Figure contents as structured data

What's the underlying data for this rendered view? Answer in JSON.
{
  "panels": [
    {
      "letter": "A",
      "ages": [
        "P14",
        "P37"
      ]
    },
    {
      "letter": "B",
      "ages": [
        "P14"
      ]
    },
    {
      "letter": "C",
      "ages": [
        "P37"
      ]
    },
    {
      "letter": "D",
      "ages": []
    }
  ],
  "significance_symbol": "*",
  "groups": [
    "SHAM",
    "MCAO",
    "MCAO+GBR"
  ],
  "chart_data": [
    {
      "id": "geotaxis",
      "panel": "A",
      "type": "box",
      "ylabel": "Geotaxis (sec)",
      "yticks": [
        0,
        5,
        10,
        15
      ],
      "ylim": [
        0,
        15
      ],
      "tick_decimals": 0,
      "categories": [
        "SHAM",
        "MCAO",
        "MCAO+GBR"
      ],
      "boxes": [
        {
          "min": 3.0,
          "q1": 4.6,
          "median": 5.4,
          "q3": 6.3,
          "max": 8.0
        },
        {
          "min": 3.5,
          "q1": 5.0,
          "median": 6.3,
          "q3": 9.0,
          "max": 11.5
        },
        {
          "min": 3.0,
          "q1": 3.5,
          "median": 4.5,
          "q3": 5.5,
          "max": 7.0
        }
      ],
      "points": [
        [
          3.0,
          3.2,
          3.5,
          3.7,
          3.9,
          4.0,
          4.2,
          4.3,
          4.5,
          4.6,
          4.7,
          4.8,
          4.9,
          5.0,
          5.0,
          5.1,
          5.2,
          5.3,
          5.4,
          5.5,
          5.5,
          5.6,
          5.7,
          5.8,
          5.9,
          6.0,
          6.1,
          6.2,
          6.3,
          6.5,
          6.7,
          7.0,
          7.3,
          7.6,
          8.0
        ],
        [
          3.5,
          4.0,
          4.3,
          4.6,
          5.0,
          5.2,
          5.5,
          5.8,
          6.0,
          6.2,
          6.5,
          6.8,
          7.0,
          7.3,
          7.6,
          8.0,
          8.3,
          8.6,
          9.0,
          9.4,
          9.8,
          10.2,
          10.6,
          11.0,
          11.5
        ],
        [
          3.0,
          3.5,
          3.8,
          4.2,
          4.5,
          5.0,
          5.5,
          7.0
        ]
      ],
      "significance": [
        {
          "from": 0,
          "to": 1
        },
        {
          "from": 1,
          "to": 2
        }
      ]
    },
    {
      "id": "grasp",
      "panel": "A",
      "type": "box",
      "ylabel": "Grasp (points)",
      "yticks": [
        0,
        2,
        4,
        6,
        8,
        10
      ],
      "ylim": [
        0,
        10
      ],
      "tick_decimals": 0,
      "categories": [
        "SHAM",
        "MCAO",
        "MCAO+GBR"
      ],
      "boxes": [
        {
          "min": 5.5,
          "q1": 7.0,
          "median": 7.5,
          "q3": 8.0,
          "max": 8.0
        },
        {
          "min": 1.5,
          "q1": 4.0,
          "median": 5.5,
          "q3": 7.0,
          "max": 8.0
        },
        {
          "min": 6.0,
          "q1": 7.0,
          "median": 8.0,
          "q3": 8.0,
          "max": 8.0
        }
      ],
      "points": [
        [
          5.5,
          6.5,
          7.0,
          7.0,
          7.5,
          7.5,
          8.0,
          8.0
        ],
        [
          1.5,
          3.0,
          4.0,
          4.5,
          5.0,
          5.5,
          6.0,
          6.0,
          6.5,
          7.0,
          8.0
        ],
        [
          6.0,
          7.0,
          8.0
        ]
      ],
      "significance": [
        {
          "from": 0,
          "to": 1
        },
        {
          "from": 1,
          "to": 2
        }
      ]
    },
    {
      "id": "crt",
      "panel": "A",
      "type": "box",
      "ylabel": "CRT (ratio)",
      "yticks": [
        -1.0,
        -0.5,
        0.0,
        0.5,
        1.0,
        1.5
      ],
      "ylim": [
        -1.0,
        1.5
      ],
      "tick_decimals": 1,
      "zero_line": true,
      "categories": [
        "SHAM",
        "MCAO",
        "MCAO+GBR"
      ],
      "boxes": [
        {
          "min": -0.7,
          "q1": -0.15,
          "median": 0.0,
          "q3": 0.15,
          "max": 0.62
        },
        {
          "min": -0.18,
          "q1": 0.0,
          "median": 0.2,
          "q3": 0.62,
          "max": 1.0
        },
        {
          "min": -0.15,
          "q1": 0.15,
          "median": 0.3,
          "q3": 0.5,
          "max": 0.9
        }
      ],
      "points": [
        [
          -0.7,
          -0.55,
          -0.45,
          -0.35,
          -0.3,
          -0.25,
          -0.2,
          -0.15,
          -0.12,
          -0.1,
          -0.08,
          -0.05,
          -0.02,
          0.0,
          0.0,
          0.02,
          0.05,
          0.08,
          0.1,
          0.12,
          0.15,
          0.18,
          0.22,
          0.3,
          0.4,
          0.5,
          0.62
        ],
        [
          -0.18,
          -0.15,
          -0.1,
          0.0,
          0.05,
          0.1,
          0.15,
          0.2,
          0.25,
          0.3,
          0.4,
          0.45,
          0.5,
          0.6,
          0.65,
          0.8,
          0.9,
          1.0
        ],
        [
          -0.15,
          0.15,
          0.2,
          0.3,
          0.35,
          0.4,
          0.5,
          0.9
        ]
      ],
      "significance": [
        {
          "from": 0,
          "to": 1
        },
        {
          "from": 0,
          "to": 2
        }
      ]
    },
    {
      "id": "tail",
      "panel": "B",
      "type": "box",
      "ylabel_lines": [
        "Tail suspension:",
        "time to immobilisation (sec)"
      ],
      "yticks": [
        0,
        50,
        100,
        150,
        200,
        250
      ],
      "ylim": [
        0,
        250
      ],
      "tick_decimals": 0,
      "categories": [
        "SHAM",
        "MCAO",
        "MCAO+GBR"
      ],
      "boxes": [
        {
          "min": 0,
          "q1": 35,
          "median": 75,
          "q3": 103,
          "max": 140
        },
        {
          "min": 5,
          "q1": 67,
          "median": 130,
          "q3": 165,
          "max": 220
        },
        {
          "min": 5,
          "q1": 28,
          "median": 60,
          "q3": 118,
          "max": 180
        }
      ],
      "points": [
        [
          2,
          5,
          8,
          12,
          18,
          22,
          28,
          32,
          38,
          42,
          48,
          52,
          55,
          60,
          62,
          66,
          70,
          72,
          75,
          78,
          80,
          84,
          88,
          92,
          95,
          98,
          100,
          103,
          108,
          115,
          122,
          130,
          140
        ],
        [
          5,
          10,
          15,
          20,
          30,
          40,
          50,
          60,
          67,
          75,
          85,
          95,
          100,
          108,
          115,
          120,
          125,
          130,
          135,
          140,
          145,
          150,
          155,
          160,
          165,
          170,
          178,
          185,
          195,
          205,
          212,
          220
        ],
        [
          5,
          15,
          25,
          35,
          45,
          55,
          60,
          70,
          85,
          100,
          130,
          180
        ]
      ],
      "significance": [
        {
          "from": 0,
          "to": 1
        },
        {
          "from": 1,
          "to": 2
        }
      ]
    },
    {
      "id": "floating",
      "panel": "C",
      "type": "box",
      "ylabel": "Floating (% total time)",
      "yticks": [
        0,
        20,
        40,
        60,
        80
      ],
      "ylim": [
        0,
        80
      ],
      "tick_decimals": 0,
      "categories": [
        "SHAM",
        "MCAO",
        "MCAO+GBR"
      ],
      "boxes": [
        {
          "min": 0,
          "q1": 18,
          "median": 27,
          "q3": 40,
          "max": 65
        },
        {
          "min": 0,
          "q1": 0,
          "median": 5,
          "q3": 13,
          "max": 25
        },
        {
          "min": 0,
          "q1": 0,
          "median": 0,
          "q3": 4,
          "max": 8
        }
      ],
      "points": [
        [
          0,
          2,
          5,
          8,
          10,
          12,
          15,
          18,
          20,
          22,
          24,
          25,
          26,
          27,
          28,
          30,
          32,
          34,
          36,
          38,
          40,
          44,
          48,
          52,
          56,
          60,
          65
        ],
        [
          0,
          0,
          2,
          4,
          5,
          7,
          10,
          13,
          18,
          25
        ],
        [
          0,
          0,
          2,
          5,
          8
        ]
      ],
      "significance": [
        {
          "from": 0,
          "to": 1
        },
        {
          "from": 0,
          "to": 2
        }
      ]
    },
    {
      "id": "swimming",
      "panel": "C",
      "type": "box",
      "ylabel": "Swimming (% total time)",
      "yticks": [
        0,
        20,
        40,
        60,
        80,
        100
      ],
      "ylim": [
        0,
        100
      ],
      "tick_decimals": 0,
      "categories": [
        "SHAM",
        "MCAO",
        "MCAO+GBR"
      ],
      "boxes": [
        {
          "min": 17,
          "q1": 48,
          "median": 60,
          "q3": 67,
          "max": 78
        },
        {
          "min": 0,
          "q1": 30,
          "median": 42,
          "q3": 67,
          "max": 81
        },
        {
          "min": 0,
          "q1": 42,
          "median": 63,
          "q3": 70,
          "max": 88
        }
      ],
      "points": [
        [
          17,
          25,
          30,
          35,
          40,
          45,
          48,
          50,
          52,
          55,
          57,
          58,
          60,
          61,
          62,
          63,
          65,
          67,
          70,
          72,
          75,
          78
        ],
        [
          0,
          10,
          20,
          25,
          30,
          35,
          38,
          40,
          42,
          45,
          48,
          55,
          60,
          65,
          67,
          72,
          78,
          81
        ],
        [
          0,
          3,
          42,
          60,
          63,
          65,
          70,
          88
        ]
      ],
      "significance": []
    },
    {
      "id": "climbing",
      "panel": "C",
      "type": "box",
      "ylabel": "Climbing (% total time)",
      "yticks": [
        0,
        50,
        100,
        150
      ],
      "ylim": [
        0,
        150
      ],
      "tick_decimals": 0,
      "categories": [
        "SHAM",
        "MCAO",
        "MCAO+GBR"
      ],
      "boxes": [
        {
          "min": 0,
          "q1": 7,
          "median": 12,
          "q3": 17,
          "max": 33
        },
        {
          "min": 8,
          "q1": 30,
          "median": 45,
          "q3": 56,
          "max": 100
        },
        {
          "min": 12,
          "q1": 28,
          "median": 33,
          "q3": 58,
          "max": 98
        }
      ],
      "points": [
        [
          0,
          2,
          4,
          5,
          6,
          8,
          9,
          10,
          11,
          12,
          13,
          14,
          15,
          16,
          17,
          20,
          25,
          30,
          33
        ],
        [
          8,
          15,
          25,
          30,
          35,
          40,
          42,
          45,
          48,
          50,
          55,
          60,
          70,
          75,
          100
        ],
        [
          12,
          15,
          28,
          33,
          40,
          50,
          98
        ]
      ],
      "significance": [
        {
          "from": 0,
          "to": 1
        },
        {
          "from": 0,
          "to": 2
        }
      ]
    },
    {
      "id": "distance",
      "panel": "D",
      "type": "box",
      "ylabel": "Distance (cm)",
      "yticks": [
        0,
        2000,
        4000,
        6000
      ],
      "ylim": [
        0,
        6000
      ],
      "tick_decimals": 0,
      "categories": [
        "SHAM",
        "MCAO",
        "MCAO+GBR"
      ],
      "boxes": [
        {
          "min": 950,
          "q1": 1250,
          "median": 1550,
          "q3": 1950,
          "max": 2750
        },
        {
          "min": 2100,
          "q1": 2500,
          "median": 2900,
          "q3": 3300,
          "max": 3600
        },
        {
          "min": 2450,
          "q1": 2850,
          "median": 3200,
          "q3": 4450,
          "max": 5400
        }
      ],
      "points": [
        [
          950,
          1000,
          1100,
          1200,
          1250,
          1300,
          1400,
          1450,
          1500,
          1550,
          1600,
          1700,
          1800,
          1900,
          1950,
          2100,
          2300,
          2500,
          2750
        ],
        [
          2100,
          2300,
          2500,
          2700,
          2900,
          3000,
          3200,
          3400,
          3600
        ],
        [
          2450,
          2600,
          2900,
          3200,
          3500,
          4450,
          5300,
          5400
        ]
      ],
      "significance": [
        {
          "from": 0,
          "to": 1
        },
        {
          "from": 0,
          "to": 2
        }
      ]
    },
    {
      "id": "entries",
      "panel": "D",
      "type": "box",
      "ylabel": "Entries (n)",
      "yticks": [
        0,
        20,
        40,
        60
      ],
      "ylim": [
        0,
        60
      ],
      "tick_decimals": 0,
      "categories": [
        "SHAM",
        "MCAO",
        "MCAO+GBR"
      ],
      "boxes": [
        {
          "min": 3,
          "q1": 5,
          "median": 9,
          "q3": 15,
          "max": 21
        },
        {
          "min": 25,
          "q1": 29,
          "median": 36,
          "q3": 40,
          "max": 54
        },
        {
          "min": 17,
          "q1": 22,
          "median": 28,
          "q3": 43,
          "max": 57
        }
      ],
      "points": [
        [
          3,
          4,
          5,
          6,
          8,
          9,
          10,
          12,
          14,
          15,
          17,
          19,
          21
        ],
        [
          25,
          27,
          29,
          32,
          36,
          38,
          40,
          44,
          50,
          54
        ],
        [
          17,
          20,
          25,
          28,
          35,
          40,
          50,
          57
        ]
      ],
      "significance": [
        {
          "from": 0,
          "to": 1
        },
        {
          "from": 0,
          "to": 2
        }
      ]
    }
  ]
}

» **Given request**: Using the records above, copy each line that contains "time".

» **Written solution**:
        "time to immobilisation (sec)"
      "ylabel": "Floating (% total time)",
      "ylabel": "Swimming (% total time)",
      "ylabel": "Climbing (% total time)",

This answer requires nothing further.